Please identify each line in the entries below that contains the string "version", and copy those lines in full.

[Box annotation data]
========================================

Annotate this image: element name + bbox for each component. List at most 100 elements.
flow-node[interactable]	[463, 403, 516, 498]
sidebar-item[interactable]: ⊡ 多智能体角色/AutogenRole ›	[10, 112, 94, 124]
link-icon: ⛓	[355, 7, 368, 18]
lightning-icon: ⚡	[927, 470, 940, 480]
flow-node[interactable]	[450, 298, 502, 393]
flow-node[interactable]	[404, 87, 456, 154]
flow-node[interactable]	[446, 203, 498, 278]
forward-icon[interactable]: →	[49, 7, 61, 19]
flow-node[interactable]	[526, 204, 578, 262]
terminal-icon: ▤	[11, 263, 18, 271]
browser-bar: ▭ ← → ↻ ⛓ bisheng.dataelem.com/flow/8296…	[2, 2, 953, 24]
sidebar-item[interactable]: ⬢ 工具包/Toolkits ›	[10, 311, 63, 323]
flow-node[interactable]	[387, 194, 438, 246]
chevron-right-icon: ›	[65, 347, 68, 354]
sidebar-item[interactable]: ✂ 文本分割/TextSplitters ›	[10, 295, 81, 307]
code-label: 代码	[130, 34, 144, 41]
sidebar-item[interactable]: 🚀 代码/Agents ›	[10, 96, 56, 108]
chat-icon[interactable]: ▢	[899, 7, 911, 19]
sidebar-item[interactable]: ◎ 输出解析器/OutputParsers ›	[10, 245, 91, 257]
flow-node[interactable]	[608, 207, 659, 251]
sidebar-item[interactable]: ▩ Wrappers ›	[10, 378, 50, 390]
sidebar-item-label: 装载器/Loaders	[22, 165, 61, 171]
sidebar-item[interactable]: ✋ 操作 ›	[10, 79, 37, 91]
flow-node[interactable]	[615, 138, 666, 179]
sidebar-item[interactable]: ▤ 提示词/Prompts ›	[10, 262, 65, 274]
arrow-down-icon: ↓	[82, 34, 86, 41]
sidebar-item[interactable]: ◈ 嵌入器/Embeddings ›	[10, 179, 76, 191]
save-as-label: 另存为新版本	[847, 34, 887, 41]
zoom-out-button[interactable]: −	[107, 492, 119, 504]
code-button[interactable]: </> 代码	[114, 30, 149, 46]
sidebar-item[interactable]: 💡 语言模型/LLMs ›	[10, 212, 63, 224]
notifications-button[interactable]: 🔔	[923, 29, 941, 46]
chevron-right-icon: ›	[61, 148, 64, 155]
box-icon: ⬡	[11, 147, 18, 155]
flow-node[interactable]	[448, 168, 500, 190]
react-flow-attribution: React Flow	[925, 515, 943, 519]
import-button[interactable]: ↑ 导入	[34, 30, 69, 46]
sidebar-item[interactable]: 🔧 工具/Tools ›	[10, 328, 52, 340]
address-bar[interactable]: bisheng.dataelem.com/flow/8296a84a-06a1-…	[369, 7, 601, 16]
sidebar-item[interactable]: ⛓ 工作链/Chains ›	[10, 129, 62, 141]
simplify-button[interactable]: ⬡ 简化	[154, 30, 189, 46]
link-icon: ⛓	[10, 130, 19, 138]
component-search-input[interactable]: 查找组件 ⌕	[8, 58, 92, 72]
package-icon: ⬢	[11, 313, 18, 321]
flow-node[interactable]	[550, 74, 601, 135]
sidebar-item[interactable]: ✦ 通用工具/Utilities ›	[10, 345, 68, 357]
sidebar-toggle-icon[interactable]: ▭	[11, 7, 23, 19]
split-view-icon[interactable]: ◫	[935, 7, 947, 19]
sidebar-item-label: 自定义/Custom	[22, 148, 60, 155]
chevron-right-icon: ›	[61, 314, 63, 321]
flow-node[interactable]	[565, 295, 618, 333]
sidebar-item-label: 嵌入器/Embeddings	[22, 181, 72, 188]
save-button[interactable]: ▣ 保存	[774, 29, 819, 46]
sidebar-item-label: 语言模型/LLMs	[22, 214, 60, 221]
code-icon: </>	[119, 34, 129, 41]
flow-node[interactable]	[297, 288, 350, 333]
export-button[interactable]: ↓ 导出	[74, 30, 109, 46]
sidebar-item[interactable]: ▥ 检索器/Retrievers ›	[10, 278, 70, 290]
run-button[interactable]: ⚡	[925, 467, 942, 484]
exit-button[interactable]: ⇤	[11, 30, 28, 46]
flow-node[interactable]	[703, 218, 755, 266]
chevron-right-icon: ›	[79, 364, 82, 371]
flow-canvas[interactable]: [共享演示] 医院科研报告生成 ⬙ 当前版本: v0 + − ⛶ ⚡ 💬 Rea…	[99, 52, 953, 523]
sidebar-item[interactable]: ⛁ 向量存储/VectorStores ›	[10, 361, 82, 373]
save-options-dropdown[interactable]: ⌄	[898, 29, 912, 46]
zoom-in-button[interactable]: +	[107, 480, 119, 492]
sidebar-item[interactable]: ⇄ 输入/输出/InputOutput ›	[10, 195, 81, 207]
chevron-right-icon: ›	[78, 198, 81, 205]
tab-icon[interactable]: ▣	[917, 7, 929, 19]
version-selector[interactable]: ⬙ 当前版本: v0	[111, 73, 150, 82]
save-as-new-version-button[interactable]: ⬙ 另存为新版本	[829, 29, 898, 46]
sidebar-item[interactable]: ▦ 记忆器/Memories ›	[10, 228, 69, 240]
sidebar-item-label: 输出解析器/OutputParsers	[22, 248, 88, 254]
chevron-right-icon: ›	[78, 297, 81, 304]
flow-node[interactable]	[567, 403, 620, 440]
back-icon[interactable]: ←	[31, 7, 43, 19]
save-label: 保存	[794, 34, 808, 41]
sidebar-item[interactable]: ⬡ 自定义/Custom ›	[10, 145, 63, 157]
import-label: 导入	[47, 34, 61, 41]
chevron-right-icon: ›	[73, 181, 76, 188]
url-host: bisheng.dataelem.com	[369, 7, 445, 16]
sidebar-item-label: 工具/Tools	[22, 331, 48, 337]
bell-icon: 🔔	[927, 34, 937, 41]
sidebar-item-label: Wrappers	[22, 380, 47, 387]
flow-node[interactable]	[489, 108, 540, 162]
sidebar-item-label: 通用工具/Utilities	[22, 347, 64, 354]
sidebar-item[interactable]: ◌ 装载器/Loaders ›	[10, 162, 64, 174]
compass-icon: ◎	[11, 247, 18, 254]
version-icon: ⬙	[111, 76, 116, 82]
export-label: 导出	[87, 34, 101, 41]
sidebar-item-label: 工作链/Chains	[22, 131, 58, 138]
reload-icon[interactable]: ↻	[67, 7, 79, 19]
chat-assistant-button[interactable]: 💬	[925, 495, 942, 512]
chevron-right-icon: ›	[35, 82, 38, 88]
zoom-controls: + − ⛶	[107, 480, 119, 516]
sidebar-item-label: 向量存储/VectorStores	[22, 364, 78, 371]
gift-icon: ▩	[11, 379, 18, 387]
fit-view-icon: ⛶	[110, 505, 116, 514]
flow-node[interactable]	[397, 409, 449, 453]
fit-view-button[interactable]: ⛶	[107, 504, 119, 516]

========================================

=== Exercise output ===
version-selector[interactable]: ⬙ 当前版本: v0	[111, 73, 150, 82]
save-as-new-version-button[interactable]: ⬙ 另存为新版本	[829, 29, 898, 46]
version-icon: ⬙	[111, 76, 116, 82]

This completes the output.